* REQUIREMENT:
Gather each line in the entries that includes the string "Create".

((

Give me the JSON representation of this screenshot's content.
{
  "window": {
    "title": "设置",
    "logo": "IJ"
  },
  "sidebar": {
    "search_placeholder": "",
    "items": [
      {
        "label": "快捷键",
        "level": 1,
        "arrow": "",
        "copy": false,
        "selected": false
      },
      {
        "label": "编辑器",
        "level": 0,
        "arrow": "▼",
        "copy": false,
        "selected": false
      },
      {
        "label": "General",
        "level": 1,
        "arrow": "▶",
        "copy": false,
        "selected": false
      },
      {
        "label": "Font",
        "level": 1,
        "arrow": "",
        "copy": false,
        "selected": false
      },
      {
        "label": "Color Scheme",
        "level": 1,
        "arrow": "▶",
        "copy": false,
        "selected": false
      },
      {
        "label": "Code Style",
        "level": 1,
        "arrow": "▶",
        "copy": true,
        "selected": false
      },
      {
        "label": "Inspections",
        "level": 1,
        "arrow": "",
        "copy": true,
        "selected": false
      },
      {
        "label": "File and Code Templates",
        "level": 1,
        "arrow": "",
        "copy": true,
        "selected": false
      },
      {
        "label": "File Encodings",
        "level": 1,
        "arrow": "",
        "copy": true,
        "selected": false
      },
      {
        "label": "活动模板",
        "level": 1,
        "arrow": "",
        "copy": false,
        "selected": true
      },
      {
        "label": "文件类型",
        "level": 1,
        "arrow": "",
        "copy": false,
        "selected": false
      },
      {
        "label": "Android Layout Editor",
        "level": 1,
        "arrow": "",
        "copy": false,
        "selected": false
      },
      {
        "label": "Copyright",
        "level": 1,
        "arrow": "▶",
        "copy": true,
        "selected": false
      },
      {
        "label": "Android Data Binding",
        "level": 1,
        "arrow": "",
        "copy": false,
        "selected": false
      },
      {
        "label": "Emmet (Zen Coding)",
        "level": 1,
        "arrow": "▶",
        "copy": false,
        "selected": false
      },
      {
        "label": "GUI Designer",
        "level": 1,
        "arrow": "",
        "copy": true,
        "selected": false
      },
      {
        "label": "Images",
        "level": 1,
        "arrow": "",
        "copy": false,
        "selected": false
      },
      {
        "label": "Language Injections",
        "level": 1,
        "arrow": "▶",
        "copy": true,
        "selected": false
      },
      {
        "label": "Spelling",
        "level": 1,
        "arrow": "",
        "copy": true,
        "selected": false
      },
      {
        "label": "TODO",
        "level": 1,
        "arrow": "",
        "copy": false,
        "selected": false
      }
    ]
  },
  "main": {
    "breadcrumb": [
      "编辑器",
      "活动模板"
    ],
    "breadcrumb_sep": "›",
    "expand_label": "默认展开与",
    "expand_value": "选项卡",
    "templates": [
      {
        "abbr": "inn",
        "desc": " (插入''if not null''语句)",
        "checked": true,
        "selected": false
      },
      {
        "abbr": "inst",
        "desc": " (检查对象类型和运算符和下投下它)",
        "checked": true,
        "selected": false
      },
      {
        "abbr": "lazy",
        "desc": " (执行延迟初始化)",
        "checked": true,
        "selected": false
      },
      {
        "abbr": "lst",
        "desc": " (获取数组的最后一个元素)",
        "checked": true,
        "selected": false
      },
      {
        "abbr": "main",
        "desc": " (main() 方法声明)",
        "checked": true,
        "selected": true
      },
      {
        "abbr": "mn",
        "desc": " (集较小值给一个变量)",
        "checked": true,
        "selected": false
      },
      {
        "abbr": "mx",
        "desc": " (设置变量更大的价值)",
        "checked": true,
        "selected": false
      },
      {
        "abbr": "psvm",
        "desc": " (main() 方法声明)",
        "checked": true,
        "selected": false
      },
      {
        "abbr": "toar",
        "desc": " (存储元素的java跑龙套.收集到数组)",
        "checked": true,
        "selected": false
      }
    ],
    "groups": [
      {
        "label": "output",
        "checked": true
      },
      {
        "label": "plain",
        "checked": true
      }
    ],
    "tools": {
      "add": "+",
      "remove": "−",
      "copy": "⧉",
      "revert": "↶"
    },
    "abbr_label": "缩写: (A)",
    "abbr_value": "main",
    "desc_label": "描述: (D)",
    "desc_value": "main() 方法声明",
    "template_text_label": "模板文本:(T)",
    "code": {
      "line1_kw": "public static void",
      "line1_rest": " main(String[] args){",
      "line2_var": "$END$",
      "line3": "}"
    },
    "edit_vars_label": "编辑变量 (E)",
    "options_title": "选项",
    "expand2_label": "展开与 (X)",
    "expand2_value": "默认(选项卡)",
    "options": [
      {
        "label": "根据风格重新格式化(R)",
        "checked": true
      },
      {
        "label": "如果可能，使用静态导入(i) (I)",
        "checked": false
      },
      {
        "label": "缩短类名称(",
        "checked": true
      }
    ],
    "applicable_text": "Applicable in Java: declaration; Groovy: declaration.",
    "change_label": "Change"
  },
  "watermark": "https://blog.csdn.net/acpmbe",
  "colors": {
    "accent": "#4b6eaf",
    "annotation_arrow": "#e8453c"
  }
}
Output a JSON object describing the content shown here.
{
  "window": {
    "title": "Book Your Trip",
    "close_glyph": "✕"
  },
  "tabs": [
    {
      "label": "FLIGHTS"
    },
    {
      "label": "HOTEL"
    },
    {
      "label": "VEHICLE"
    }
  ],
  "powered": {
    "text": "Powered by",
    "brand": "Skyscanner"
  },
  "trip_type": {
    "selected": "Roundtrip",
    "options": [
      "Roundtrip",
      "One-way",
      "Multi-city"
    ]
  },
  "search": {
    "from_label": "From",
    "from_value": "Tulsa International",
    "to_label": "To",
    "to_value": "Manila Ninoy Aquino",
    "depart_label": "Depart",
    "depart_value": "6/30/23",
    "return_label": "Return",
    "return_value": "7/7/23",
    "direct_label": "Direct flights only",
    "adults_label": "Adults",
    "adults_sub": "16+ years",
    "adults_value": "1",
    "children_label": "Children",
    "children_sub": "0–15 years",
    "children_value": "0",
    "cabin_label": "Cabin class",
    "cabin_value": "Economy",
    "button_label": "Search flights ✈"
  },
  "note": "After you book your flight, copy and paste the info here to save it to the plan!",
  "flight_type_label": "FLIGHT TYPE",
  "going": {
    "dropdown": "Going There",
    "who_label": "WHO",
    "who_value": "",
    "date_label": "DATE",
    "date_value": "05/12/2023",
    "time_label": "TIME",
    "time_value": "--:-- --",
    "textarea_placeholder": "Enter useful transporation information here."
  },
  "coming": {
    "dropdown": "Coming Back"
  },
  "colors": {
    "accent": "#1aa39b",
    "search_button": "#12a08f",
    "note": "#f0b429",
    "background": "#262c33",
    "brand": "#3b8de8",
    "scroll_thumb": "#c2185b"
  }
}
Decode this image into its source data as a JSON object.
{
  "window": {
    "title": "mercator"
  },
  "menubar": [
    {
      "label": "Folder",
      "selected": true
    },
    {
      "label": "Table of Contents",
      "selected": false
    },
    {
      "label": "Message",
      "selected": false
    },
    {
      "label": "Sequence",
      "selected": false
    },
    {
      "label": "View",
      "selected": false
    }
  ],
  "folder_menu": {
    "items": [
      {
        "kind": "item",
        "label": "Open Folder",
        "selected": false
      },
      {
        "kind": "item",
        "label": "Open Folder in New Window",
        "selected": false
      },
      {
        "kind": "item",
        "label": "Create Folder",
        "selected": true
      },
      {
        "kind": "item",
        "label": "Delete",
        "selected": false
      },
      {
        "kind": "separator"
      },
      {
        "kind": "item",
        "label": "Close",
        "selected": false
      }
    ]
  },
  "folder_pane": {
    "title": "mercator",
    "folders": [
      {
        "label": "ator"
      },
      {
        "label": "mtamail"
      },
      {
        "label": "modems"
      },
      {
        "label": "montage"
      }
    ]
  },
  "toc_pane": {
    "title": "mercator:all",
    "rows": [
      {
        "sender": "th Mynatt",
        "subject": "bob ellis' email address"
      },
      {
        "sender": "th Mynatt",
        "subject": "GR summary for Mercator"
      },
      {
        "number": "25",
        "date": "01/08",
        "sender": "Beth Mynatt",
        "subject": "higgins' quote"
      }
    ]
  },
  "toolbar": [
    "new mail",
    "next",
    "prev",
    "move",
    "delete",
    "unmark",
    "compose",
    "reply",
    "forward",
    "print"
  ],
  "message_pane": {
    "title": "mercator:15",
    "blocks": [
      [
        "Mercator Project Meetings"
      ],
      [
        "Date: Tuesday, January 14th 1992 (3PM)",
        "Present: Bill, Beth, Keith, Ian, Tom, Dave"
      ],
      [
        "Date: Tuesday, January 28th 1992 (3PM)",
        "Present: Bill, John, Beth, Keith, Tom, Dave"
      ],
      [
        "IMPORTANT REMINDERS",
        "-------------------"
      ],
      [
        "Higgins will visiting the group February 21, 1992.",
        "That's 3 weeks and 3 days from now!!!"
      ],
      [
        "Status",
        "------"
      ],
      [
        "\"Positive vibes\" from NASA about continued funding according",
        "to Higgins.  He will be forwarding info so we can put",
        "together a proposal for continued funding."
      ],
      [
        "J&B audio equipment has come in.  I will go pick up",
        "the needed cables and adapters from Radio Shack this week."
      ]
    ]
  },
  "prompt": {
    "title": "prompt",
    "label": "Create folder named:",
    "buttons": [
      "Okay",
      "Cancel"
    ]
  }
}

))

* FULL OUTPUT:
        "label": "Create Folder",
    "label": "Create folder named:",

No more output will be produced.